[Extracted data entries]
━━━━━━━━━━━━━━━━
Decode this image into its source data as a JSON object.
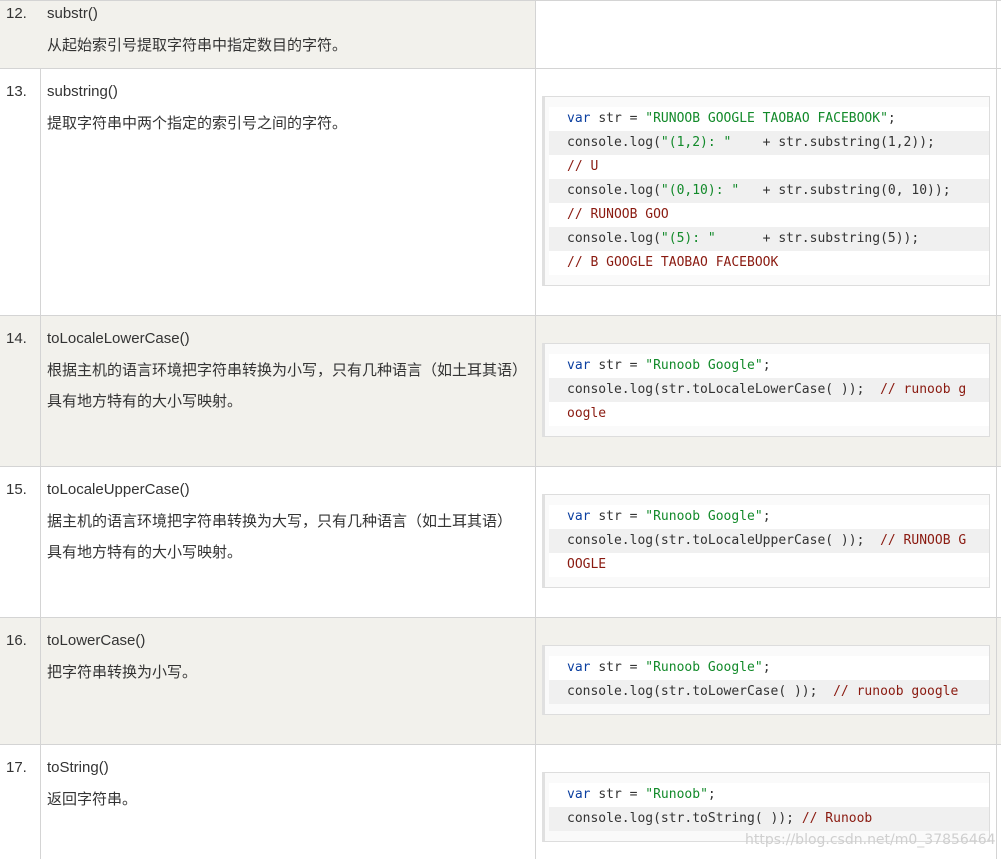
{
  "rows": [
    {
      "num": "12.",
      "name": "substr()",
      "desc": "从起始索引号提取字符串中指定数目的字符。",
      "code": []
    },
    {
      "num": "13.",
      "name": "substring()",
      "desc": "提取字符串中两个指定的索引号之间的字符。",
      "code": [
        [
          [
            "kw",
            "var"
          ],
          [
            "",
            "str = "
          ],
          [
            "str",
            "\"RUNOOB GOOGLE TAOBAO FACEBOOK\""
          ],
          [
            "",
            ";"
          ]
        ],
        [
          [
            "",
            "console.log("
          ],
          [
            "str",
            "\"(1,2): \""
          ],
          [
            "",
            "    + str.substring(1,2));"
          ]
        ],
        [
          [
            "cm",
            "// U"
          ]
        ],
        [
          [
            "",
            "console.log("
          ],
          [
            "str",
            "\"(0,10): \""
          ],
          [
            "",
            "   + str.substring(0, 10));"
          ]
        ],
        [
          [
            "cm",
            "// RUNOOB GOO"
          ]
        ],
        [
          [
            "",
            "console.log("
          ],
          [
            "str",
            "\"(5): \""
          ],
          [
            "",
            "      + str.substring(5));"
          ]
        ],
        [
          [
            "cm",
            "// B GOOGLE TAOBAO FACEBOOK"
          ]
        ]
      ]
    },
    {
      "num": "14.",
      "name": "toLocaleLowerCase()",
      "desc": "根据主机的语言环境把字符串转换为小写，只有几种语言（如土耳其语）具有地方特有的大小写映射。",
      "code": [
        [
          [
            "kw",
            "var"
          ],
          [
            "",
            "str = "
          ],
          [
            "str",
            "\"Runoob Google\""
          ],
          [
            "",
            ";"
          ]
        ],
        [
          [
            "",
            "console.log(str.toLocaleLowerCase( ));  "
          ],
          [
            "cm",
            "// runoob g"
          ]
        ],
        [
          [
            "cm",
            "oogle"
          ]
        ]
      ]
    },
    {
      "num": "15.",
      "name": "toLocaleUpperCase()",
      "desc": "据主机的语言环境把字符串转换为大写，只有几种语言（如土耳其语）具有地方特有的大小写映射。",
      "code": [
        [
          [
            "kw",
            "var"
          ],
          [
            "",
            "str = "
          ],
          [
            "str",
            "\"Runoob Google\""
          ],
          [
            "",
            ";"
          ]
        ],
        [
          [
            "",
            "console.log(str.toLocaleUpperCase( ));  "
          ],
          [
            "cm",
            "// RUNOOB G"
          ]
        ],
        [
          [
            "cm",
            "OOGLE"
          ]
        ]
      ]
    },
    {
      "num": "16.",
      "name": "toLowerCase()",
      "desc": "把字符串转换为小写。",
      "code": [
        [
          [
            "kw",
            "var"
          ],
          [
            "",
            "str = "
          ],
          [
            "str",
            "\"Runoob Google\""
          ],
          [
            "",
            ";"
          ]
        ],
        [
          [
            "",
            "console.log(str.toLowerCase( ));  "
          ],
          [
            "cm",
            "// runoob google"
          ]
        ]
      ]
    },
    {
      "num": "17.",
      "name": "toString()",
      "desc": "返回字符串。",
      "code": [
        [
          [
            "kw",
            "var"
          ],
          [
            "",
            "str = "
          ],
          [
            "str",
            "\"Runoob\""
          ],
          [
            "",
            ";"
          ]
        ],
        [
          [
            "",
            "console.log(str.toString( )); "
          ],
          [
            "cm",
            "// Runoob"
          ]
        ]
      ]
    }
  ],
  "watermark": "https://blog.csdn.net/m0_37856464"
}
━━━━━━━━━━━━━━━━
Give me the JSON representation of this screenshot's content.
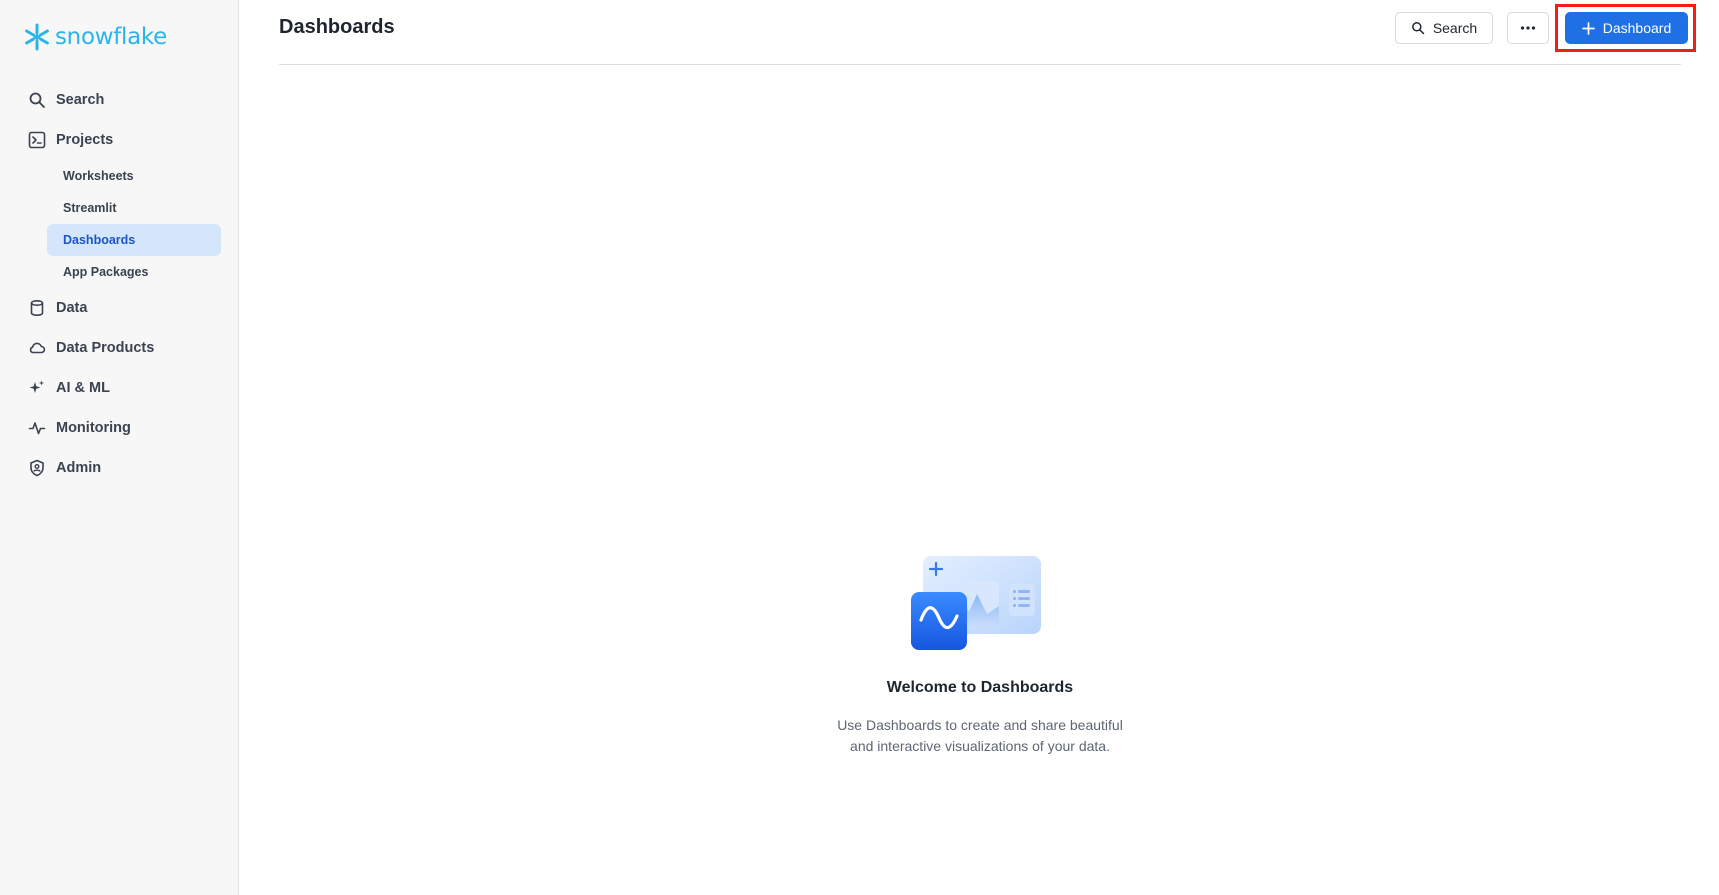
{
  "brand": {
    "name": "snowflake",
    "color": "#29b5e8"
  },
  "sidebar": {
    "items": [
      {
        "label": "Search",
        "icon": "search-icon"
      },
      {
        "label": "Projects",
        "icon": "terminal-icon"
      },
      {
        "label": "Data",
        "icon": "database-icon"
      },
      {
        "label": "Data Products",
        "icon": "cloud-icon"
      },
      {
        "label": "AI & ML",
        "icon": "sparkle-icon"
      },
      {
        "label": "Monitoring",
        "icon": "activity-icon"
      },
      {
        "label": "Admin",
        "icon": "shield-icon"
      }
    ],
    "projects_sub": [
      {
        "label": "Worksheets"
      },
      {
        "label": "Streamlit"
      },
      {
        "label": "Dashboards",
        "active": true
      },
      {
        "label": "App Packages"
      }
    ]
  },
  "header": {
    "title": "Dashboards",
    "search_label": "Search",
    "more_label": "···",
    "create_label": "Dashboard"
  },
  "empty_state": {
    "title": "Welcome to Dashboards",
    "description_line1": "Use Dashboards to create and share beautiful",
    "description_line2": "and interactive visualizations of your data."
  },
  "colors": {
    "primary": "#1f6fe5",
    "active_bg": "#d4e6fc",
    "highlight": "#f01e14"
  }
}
━━━━━━━━━━━━━━━━
Exercise description |
Every line in the data that holds "如土耳其语" should be copied out.

Exercise answer |
      "desc": "根据主机的语言环境把字符串转换为小写，只有几种语言（如土耳其语）具有地方特有的大小写映射。",
      "desc": "据主机的语言环境把字符串转换为大写，只有几种语言（如土耳其语）具有地方特有的大小写映射。",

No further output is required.